**Exercise goal**
The data follows. Retype every entry exactly.

(Excerpts from a figure dataset)
══════════════════════════════

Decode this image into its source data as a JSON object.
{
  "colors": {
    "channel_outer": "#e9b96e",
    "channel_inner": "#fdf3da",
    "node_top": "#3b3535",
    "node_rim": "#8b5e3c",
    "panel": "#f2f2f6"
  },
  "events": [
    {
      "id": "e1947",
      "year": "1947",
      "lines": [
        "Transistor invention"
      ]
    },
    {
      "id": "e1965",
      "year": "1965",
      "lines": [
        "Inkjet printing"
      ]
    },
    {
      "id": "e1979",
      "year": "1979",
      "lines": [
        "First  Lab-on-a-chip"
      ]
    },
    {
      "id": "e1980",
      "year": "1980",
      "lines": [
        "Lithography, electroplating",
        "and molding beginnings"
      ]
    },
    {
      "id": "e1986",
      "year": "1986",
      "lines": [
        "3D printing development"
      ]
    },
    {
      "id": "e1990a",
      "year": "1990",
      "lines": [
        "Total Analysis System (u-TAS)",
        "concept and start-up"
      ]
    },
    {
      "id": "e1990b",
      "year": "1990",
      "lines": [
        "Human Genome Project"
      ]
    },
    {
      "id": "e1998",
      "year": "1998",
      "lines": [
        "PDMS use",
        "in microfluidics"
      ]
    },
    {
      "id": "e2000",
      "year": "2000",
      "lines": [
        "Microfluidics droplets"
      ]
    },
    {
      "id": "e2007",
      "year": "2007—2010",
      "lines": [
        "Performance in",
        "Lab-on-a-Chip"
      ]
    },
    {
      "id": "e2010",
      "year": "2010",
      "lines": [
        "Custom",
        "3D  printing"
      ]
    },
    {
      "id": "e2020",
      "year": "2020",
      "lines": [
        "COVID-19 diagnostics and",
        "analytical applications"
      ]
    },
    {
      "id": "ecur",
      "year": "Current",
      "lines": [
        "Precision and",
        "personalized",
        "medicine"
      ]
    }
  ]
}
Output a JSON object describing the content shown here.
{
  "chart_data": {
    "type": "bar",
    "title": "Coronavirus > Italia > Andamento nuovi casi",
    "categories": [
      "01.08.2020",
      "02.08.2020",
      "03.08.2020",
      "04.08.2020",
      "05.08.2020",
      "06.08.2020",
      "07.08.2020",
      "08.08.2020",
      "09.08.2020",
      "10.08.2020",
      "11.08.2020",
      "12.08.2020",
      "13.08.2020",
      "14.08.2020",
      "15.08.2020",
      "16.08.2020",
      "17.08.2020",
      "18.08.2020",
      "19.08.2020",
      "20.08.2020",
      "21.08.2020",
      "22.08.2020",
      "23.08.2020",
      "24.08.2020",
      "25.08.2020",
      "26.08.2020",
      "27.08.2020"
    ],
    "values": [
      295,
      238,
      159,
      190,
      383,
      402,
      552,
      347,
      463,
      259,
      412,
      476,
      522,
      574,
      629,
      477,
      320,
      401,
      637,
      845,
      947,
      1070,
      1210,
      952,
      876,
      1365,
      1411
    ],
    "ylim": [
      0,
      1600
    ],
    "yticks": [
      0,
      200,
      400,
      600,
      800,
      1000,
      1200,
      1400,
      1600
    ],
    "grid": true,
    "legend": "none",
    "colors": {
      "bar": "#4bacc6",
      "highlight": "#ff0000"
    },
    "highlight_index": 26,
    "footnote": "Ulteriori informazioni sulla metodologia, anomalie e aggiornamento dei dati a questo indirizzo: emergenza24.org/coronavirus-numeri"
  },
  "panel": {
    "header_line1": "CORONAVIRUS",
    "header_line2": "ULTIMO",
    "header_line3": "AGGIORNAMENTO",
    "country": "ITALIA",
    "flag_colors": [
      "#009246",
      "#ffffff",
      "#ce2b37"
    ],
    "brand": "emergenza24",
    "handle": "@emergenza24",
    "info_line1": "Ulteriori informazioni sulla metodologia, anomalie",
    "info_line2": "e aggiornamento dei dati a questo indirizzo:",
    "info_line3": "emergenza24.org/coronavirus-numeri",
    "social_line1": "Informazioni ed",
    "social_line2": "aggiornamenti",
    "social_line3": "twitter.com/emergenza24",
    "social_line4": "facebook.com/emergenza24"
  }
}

══════════════════════════════

**Response below**
Decode this image into its source data as a JSON object.
{
  "colors": {
    "channel_outer": "#e9b96e",
    "channel_inner": "#fdf3da",
    "node_top": "#3b3535",
    "node_rim": "#8b5e3c",
    "panel": "#f2f2f6"
  },
  "events": [
    {
      "id": "e1947",
      "year": "1947",
      "lines": [
        "Transistor invention"
      ]
    },
    {
      "id": "e1965",
      "year": "1965",
      "lines": [
        "Inkjet printing"
      ]
    },
    {
      "id": "e1979",
      "year": "1979",
      "lines": [
        "First  Lab-on-a-chip"
      ]
    },
    {
      "id": "e1980",
      "year": "1980",
      "lines": [
        "Lithography, electroplating",
        "and molding beginnings"
      ]
    },
    {
      "id": "e1986",
      "year": "1986",
      "lines": [
        "3D printing development"
      ]
    },
    {
      "id": "e1990a",
      "year": "1990",
      "lines": [
        "Total Analysis System (u-TAS)",
        "concept and start-up"
      ]
    },
    {
      "id": "e1990b",
      "year": "1990",
      "lines": [
        "Human Genome Project"
      ]
    },
    {
      "id": "e1998",
      "year": "1998",
      "lines": [
        "PDMS use",
        "in microfluidics"
      ]
    },
    {
      "id": "e2000",
      "year": "2000",
      "lines": [
        "Microfluidics droplets"
      ]
    },
    {
      "id": "e2007",
      "year": "2007—2010",
      "lines": [
        "Performance in",
        "Lab-on-a-Chip"
      ]
    },
    {
      "id": "e2010",
      "year": "2010",
      "lines": [
        "Custom",
        "3D  printing"
      ]
    },
    {
      "id": "e2020",
      "year": "2020",
      "lines": [
        "COVID-19 diagnostics and",
        "analytical applications"
      ]
    },
    {
      "id": "ecur",
      "year": "Current",
      "lines": [
        "Precision and",
        "personalized",
        "medicine"
      ]
    }
  ]
}
Output a JSON object describing the content shown here.
{
  "chart_data": {
    "type": "bar",
    "title": "Coronavirus > Italia > Andamento nuovi casi",
    "categories": [
      "01.08.2020",
      "02.08.2020",
      "03.08.2020",
      "04.08.2020",
      "05.08.2020",
      "06.08.2020",
      "07.08.2020",
      "08.08.2020",
      "09.08.2020",
      "10.08.2020",
      "11.08.2020",
      "12.08.2020",
      "13.08.2020",
      "14.08.2020",
      "15.08.2020",
      "16.08.2020",
      "17.08.2020",
      "18.08.2020",
      "19.08.2020",
      "20.08.2020",
      "21.08.2020",
      "22.08.2020",
      "23.08.2020",
      "24.08.2020",
      "25.08.2020",
      "26.08.2020",
      "27.08.2020"
    ],
    "values": [
      295,
      238,
      159,
      190,
      383,
      402,
      552,
      347,
      463,
      259,
      412,
      476,
      522,
      574,
      629,
      477,
      320,
      401,
      637,
      845,
      947,
      1070,
      1210,
      952,
      876,
      1365,
      1411
    ],
    "ylim": [
      0,
      1600
    ],
    "yticks": [
      0,
      200,
      400,
      600,
      800,
      1000,
      1200,
      1400,
      1600
    ],
    "grid": true,
    "legend": "none",
    "colors": {
      "bar": "#4bacc6",
      "highlight": "#ff0000"
    },
    "highlight_index": 26,
    "footnote": "Ulteriori informazioni sulla metodologia, anomalie e aggiornamento dei dati a questo indirizzo: emergenza24.org/coronavirus-numeri"
  },
  "panel": {
    "header_line1": "CORONAVIRUS",
    "header_line2": "ULTIMO",
    "header_line3": "AGGIORNAMENTO",
    "country": "ITALIA",
    "flag_colors": [
      "#009246",
      "#ffffff",
      "#ce2b37"
    ],
    "brand": "emergenza24",
    "handle": "@emergenza24",
    "info_line1": "Ulteriori informazioni sulla metodologia, anomalie",
    "info_line2": "e aggiornamento dei dati a questo indirizzo:",
    "info_line3": "emergenza24.org/coronavirus-numeri",
    "social_line1": "Informazioni ed",
    "social_line2": "aggiornamenti",
    "social_line3": "twitter.com/emergenza24",
    "social_line4": "facebook.com/emergenza24"
  }
}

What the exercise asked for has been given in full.